Extract all lines in the data that contain the word "most".

====================

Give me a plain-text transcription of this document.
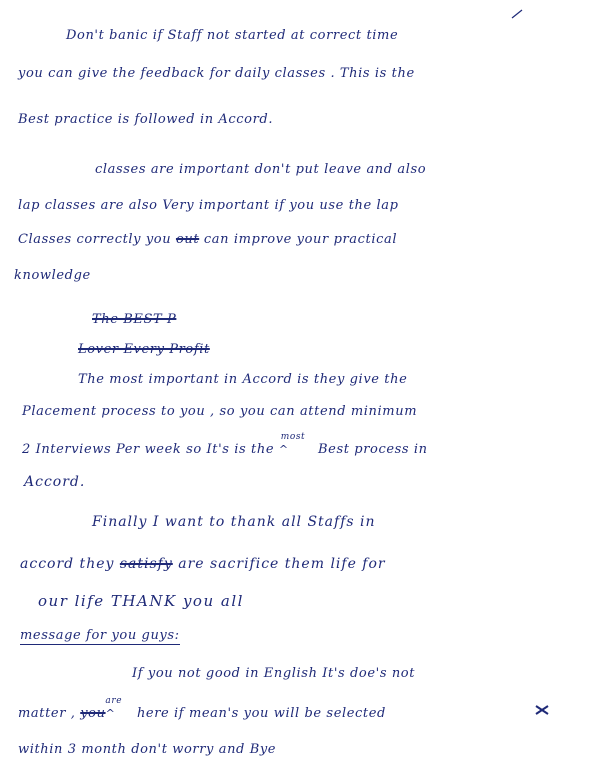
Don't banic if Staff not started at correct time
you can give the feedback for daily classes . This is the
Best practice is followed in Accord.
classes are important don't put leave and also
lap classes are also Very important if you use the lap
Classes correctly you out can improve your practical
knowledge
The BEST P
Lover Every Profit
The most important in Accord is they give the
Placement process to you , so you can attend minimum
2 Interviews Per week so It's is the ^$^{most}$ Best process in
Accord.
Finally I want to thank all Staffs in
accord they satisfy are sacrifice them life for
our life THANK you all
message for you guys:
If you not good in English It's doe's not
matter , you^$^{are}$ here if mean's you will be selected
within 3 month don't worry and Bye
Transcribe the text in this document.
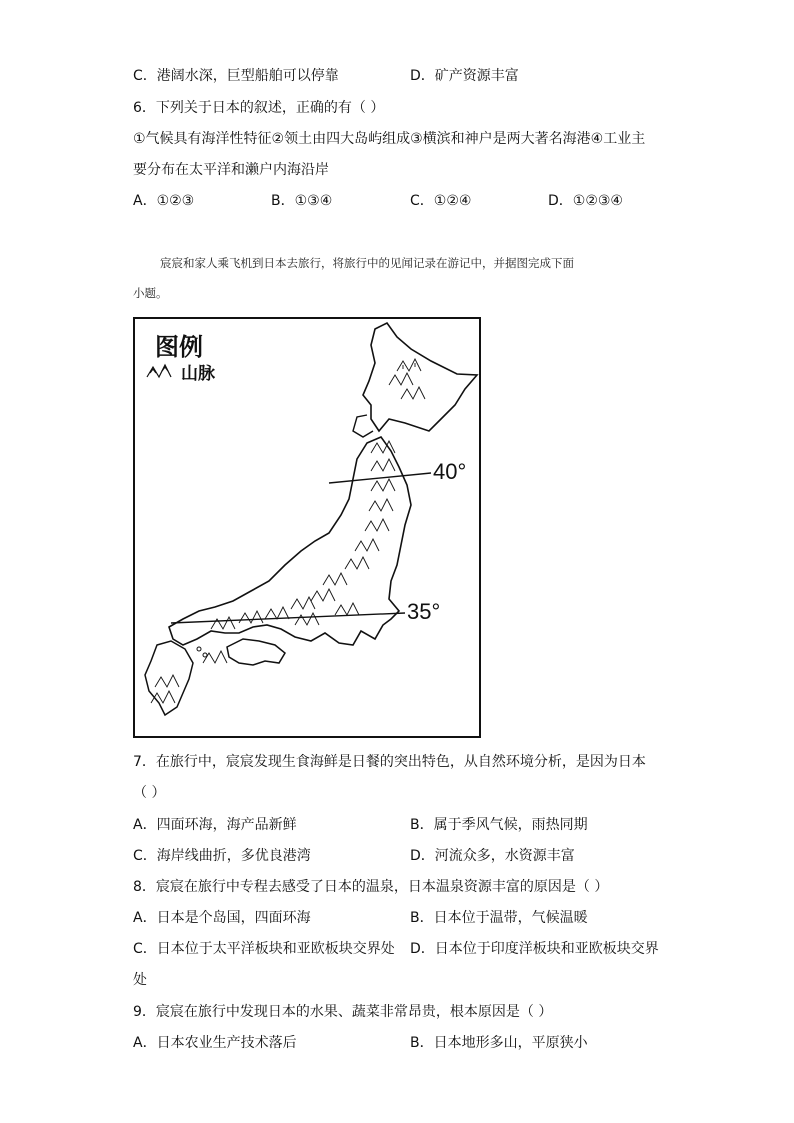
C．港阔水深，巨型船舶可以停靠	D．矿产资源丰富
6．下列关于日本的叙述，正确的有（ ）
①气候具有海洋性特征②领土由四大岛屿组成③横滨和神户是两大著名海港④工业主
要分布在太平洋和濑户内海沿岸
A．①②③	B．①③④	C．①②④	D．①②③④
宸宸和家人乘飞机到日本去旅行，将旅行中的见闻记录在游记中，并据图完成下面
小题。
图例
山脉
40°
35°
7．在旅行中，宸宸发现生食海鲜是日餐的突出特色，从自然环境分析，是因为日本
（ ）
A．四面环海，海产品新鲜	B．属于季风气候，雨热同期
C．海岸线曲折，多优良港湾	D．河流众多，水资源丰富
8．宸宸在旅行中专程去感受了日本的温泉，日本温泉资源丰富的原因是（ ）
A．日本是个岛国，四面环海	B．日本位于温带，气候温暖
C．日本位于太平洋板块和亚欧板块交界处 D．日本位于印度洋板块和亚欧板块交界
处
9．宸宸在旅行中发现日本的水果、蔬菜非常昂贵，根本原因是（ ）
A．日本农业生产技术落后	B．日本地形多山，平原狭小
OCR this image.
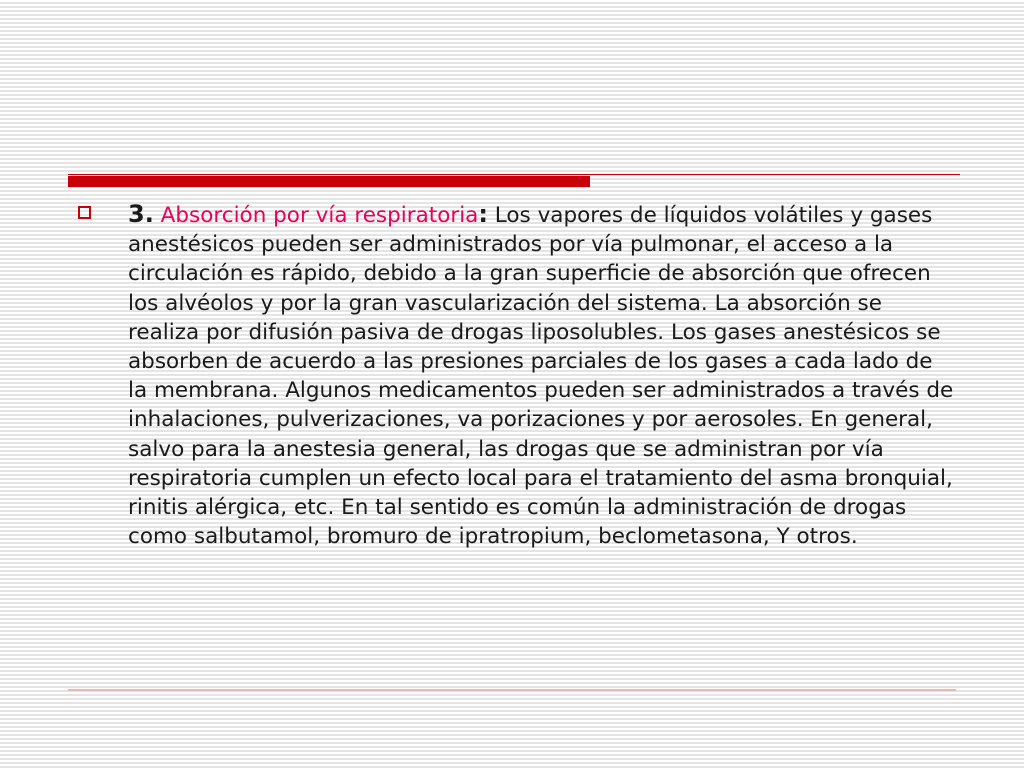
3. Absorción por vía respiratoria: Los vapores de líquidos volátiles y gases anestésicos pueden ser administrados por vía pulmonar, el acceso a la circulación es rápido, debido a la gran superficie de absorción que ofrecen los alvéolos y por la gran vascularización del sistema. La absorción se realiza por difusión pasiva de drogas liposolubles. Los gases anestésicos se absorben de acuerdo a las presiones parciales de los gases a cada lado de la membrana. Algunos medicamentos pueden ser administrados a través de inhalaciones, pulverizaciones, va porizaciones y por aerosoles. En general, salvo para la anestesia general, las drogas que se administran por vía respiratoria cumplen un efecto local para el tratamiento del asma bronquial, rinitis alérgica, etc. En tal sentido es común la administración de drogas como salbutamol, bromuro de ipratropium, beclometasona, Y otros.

====================

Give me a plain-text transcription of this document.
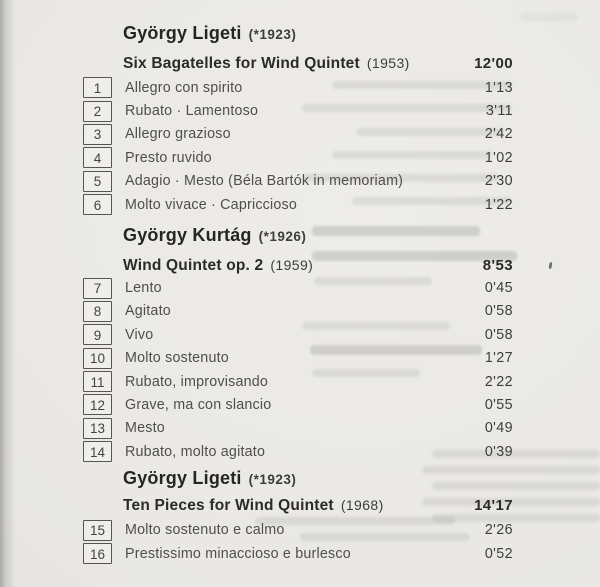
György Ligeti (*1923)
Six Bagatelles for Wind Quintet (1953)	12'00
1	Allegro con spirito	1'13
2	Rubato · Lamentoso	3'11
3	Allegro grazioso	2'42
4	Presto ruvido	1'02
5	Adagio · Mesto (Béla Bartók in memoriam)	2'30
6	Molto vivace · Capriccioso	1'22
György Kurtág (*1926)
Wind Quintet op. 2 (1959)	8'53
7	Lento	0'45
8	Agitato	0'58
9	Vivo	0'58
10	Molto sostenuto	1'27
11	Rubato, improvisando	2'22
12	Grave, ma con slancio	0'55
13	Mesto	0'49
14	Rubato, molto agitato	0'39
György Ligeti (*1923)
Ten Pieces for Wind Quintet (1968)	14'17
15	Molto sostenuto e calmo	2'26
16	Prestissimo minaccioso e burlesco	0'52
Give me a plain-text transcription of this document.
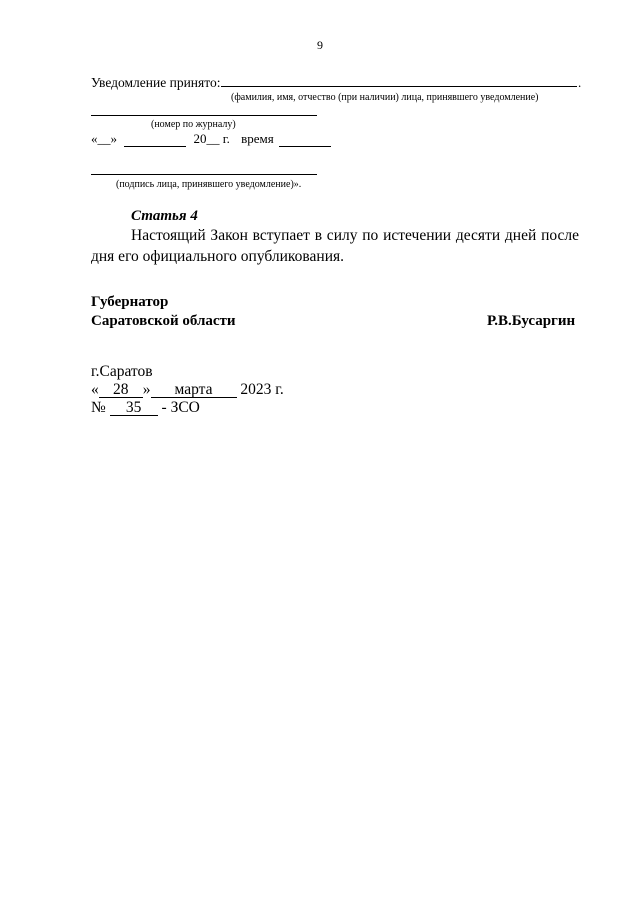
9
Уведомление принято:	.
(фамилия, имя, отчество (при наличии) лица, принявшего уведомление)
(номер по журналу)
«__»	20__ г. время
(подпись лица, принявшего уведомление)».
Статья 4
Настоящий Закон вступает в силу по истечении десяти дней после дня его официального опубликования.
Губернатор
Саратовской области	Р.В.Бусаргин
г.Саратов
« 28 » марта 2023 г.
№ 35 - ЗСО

====================

Task answer:
The most important in Accord is they give the
2 Interviews Per week so It's is the ^$^{most}$ Best process in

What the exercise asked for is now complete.